→ **Dataset content**:

__________

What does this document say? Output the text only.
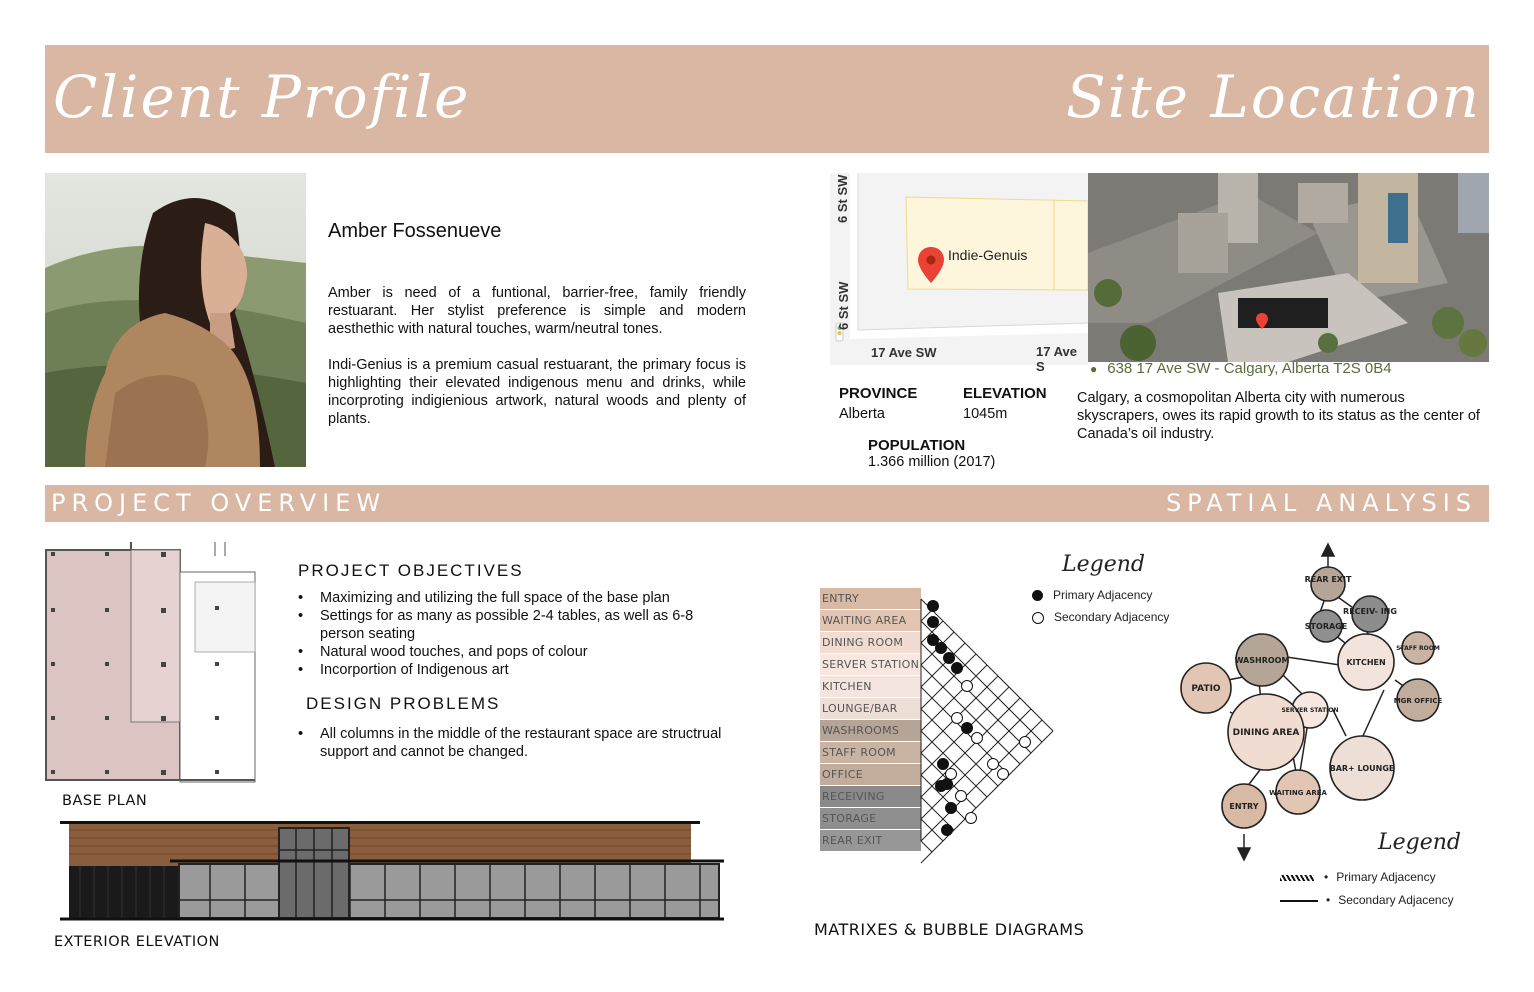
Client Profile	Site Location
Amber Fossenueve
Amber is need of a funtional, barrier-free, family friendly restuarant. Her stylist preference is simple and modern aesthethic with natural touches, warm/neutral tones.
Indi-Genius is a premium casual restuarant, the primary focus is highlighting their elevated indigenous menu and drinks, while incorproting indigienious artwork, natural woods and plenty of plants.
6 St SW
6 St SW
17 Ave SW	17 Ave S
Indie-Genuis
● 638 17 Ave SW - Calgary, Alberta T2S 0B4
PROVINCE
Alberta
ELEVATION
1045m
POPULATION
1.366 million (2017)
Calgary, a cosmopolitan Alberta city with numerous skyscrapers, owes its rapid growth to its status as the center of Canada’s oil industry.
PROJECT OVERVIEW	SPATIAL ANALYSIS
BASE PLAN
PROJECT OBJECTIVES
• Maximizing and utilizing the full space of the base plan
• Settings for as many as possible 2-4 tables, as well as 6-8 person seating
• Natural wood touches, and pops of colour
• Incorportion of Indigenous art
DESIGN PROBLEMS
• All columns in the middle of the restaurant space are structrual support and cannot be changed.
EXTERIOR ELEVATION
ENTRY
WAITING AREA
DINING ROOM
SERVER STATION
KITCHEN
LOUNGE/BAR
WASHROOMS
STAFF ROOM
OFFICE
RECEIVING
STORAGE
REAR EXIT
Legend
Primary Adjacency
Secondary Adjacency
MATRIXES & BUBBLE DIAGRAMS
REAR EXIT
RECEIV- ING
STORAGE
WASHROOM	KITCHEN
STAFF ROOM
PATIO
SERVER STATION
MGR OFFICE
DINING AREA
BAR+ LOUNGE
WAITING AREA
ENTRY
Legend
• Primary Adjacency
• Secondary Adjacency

__________

→ **Do this**: Show each line of the listing that holds the string "Adjacency".

→ **Solution**:
Primary Adjacency
Secondary Adjacency
• Primary Adjacency
• Secondary Adjacency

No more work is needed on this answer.